***** Raw records
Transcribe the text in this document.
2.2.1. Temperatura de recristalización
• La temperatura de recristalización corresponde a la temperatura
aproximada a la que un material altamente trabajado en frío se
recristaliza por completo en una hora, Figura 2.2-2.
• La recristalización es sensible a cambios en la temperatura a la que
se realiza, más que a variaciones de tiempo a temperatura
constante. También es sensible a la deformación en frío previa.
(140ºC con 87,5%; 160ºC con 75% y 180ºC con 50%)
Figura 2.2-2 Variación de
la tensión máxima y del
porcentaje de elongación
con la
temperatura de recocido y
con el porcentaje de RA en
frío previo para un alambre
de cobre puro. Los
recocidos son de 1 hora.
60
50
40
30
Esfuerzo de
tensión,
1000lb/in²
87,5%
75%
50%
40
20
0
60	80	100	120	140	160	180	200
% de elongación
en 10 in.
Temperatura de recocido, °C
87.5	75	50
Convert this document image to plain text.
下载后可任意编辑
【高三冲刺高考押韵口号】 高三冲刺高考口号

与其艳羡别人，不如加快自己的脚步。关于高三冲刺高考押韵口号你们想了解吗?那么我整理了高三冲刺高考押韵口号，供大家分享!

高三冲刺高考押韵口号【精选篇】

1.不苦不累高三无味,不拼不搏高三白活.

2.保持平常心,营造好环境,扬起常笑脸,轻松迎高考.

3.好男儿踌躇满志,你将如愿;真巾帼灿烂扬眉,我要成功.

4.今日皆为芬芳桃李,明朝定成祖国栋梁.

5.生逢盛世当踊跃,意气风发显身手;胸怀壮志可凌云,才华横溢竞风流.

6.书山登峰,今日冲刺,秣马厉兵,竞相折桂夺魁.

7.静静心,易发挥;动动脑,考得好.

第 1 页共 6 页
**********
__Aim__: From the line containing "Convert this document image to plain text." to the last line of the material, please quote every line exactly and only those.

__Result of the task__:
Convert this document image to plain text.
下载后可任意编辑
【高三冲刺高考押韵口号】 高三冲刺高考口号

与其艳羡别人，不如加快自己的脚步。关于高三冲刺高考押韵口号你们想了解吗?那么我整理了高三冲刺高考押韵口号，供大家分享!

高三冲刺高考押韵口号【精选篇】

1.不苦不累高三无味,不拼不搏高三白活.

2.保持平常心,营造好环境,扬起常笑脸,轻松迎高考.

3.好男儿踌躇满志,你将如愿;真巾帼灿烂扬眉,我要成功.

4.今日皆为芬芳桃李,明朝定成祖国栋梁.

5.生逢盛世当踊跃,意气风发显身手;胸怀壮志可凌云,才华横溢竞风流.

6.书山登峰,今日冲刺,秣马厉兵,竞相折桂夺魁.

7.静静心,易发挥;动动脑,考得好.

第 1 页共 6 页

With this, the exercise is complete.